> [ENTRIES SUPPLIED]
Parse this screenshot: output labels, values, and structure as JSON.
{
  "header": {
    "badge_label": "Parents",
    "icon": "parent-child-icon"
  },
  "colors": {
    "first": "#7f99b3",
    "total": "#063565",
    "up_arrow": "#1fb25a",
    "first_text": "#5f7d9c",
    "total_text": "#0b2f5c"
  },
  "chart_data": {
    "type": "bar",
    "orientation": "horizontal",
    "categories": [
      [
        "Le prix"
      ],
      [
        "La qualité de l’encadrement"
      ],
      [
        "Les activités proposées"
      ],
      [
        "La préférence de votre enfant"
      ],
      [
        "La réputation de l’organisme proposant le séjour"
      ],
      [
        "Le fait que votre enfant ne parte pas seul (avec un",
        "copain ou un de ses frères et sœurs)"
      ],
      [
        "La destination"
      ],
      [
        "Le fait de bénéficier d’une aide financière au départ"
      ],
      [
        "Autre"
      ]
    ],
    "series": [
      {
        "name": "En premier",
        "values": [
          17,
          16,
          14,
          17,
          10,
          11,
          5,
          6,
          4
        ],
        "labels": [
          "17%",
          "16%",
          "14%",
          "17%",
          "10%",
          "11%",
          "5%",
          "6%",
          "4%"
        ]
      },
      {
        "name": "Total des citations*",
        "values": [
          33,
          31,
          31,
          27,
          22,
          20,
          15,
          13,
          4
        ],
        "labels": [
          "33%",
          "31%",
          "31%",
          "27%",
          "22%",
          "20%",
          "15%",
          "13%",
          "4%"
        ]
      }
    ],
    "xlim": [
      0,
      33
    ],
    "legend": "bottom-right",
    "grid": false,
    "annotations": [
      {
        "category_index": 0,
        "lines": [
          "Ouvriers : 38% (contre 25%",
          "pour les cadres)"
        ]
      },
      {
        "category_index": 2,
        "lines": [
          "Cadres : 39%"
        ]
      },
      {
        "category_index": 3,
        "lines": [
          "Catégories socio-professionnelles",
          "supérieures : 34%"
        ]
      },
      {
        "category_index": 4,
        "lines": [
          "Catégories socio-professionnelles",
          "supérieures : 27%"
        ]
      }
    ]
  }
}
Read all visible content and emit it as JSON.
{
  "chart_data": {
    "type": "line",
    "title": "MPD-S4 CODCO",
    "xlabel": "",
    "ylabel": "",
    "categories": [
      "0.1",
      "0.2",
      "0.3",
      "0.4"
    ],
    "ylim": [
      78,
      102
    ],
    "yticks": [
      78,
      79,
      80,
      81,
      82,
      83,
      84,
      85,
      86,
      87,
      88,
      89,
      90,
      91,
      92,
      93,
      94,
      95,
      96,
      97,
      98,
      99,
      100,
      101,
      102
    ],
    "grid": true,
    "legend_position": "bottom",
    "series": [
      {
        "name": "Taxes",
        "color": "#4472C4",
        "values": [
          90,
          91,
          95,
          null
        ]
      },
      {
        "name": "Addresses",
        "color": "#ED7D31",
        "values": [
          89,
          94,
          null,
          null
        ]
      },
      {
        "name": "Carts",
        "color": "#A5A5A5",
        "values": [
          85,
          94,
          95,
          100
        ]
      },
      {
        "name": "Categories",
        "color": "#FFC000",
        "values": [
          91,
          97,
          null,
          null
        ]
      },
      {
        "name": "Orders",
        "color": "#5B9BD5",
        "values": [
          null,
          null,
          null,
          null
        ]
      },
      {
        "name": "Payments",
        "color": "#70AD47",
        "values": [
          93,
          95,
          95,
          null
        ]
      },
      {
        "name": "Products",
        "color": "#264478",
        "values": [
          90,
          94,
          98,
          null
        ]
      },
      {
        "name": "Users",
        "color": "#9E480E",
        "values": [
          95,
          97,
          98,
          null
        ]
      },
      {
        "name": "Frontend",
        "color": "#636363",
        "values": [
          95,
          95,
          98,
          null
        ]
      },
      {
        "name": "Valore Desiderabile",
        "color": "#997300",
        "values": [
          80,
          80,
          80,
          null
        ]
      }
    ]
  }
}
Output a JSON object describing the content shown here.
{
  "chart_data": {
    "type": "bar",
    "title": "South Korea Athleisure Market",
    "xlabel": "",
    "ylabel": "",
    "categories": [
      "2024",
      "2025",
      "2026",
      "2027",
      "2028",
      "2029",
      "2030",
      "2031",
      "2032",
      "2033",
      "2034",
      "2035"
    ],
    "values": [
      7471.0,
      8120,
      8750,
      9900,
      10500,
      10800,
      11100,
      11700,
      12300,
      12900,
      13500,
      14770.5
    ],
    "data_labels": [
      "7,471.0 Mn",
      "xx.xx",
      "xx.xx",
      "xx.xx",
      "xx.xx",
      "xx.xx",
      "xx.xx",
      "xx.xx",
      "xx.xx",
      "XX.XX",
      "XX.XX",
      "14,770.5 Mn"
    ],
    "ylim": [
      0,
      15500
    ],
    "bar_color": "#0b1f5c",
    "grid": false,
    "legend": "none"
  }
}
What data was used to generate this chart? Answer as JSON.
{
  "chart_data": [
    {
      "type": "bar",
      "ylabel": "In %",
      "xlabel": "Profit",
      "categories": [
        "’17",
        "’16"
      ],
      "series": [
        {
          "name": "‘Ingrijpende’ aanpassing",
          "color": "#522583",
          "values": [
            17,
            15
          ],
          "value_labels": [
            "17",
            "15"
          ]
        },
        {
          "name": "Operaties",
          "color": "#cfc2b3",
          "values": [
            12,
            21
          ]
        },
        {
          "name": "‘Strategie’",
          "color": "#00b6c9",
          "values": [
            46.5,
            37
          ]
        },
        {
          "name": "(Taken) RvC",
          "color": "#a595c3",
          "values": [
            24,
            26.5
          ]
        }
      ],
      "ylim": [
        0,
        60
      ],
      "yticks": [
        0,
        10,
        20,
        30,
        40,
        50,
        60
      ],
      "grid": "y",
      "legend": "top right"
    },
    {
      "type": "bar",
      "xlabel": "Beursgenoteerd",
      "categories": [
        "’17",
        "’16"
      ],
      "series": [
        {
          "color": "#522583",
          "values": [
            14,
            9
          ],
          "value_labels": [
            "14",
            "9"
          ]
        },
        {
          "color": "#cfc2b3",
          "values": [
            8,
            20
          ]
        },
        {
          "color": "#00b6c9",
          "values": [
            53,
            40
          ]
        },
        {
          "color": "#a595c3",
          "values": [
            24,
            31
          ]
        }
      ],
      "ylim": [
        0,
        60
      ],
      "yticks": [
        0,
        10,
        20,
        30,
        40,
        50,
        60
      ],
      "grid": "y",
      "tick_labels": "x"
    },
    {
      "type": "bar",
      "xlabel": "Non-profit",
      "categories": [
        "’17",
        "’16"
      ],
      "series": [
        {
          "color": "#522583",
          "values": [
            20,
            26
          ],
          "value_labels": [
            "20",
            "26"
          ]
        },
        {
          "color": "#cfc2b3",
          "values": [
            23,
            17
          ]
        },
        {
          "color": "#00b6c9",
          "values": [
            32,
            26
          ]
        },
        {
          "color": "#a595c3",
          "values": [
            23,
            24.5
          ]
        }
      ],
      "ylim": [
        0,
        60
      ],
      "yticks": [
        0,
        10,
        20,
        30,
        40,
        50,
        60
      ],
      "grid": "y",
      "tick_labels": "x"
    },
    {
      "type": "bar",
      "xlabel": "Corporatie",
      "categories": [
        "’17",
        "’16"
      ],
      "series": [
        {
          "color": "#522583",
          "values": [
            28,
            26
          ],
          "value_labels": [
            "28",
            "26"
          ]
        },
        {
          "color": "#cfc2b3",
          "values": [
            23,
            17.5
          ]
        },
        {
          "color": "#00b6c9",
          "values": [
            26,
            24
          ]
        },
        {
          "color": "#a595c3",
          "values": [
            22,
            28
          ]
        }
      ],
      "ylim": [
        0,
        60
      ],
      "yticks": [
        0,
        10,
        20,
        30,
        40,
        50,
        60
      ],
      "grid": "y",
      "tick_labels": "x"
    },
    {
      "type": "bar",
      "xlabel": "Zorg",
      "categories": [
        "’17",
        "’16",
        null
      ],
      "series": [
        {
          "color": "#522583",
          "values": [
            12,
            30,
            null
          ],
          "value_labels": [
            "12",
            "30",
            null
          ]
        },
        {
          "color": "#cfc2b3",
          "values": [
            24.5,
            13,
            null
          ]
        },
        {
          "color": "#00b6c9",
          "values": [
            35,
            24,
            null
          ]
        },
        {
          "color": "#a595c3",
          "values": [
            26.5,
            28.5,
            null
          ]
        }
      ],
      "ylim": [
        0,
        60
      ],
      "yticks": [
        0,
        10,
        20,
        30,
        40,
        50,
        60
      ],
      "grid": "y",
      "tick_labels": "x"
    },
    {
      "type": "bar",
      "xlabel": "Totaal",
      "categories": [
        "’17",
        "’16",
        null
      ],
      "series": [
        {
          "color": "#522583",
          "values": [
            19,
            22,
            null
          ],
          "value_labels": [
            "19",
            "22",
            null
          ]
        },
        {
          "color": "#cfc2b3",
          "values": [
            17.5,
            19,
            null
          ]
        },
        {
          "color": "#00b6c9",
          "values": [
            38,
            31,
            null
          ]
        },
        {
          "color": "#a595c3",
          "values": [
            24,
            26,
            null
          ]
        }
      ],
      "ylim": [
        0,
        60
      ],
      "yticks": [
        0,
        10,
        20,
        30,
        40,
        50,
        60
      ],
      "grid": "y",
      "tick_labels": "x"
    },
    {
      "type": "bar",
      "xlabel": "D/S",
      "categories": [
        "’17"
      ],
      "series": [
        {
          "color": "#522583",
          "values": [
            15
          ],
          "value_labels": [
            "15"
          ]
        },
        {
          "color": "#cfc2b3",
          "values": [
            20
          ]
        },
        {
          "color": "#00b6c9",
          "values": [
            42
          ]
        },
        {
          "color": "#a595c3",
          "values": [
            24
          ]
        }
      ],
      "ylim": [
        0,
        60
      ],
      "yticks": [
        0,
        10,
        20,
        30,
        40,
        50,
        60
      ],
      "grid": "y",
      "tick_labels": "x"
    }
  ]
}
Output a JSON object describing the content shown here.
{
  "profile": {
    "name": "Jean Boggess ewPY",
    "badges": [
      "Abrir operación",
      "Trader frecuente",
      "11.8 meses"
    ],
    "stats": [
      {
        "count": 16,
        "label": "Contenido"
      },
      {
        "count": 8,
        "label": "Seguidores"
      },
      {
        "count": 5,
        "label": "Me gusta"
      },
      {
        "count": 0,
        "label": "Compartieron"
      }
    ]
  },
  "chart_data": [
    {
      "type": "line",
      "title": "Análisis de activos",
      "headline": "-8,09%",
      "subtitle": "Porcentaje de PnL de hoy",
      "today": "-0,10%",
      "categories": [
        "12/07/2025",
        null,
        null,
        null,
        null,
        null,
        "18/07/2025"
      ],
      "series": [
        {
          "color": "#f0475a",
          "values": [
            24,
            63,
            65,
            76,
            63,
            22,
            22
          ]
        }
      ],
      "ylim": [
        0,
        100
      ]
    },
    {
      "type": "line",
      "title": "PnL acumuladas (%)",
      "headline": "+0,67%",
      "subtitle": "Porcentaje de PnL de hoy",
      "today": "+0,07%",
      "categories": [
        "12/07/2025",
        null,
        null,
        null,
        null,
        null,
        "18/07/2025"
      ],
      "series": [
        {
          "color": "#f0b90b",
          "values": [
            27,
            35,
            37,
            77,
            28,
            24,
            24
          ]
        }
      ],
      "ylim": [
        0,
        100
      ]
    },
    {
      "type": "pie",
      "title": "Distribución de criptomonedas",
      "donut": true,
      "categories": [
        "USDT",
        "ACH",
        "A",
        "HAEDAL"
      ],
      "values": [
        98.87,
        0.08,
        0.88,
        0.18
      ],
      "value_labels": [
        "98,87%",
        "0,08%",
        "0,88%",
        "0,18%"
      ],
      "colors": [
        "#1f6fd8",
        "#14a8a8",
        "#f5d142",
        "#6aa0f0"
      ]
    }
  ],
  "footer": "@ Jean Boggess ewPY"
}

> [TASK STATEMENT]
Extract every line of the records above that contains the word "this".

> [EXERCISE OUTPUT]
Parse this screenshot: output labels, values, and structure as JSON.
What data was used to generate this chart? Answer as JSON.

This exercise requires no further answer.